* [Given request] Each entry below must be repeated word for word.

* [Dataset]
● ● ● ●

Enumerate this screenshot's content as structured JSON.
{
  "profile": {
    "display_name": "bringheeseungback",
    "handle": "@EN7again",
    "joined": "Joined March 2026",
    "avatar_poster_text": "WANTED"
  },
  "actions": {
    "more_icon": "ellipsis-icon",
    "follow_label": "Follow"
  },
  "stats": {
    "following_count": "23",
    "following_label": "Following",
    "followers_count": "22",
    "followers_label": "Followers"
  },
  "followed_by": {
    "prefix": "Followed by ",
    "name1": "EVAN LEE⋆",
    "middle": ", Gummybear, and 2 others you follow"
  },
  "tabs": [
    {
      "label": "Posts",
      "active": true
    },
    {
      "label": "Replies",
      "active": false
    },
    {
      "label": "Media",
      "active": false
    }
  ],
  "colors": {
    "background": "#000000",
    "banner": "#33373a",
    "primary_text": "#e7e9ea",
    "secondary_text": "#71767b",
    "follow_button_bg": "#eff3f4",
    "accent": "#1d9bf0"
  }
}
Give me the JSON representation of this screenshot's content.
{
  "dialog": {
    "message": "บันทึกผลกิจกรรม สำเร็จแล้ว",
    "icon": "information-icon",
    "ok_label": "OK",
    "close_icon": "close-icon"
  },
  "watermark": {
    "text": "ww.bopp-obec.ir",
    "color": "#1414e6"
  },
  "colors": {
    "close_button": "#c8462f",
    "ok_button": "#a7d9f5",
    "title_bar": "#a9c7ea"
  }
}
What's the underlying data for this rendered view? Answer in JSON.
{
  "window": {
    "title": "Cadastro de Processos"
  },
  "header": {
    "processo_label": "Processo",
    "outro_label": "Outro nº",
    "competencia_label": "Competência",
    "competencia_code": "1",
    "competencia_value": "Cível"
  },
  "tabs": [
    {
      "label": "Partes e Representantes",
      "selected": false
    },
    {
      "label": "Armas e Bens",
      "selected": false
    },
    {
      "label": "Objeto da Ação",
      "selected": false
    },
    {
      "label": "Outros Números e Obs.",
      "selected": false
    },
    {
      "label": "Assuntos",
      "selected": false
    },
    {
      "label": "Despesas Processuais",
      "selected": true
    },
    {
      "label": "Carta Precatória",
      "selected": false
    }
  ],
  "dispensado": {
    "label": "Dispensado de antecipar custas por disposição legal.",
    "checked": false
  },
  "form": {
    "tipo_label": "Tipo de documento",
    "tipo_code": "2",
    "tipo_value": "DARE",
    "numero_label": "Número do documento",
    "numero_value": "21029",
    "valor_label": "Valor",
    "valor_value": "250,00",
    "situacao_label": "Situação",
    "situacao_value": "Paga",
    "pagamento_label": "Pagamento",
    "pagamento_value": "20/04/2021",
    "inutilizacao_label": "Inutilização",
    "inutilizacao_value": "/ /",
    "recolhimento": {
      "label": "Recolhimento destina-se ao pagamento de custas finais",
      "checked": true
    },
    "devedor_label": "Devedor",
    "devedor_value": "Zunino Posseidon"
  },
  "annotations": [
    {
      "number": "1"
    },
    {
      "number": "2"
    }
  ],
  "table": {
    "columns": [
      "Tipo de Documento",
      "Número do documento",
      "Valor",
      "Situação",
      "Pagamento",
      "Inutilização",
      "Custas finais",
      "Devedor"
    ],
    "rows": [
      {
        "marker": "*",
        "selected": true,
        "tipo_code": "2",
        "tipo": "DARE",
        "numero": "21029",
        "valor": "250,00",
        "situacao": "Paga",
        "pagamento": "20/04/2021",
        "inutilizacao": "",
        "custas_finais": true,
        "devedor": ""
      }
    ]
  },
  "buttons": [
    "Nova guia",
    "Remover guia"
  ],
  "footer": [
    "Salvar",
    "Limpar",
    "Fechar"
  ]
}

● ● ● ●

* [Written response]
Enumerate this screenshot's content as structured JSON.
{
  "profile": {
    "display_name": "bringheeseungback",
    "handle": "@EN7again",
    "joined": "Joined March 2026",
    "avatar_poster_text": "WANTED"
  },
  "actions": {
    "more_icon": "ellipsis-icon",
    "follow_label": "Follow"
  },
  "stats": {
    "following_count": "23",
    "following_label": "Following",
    "followers_count": "22",
    "followers_label": "Followers"
  },
  "followed_by": {
    "prefix": "Followed by ",
    "name1": "EVAN LEE⋆",
    "middle": ", Gummybear, and 2 others you follow"
  },
  "tabs": [
    {
      "label": "Posts",
      "active": true
    },
    {
      "label": "Replies",
      "active": false
    },
    {
      "label": "Media",
      "active": false
    }
  ],
  "colors": {
    "background": "#000000",
    "banner": "#33373a",
    "primary_text": "#e7e9ea",
    "secondary_text": "#71767b",
    "follow_button_bg": "#eff3f4",
    "accent": "#1d9bf0"
  }
}
Give me the JSON representation of this screenshot's content.
{
  "dialog": {
    "message": "บันทึกผลกิจกรรม สำเร็จแล้ว",
    "icon": "information-icon",
    "ok_label": "OK",
    "close_icon": "close-icon"
  },
  "watermark": {
    "text": "ww.bopp-obec.ir",
    "color": "#1414e6"
  },
  "colors": {
    "close_button": "#c8462f",
    "ok_button": "#a7d9f5",
    "title_bar": "#a9c7ea"
  }
}
What's the underlying data for this rendered view? Answer in JSON.
{
  "window": {
    "title": "Cadastro de Processos"
  },
  "header": {
    "processo_label": "Processo",
    "outro_label": "Outro nº",
    "competencia_label": "Competência",
    "competencia_code": "1",
    "competencia_value": "Cível"
  },
  "tabs": [
    {
      "label": "Partes e Representantes",
      "selected": false
    },
    {
      "label": "Armas e Bens",
      "selected": false
    },
    {
      "label": "Objeto da Ação",
      "selected": false
    },
    {
      "label": "Outros Números e Obs.",
      "selected": false
    },
    {
      "label": "Assuntos",
      "selected": false
    },
    {
      "label": "Despesas Processuais",
      "selected": true
    },
    {
      "label": "Carta Precatória",
      "selected": false
    }
  ],
  "dispensado": {
    "label": "Dispensado de antecipar custas por disposição legal.",
    "checked": false
  },
  "form": {
    "tipo_label": "Tipo de documento",
    "tipo_code": "2",
    "tipo_value": "DARE",
    "numero_label": "Número do documento",
    "numero_value": "21029",
    "valor_label": "Valor",
    "valor_value": "250,00",
    "situacao_label": "Situação",
    "situacao_value": "Paga",
    "pagamento_label": "Pagamento",
    "pagamento_value": "20/04/2021",
    "inutilizacao_label": "Inutilização",
    "inutilizacao_value": "/ /",
    "recolhimento": {
      "label": "Recolhimento destina-se ao pagamento de custas finais",
      "checked": true
    },
    "devedor_label": "Devedor",
    "devedor_value": "Zunino Posseidon"
  },
  "annotations": [
    {
      "number": "1"
    },
    {
      "number": "2"
    }
  ],
  "table": {
    "columns": [
      "Tipo de Documento",
      "Número do documento",
      "Valor",
      "Situação",
      "Pagamento",
      "Inutilização",
      "Custas finais",
      "Devedor"
    ],
    "rows": [
      {
        "marker": "*",
        "selected": true,
        "tipo_code": "2",
        "tipo": "DARE",
        "numero": "21029",
        "valor": "250,00",
        "situacao": "Paga",
        "pagamento": "20/04/2021",
        "inutilizacao": "",
        "custas_finais": true,
        "devedor": ""
      }
    ]
  },
  "buttons": [
    "Nova guia",
    "Remover guia"
  ],
  "footer": [
    "Salvar",
    "Limpar",
    "Fechar"
  ]
}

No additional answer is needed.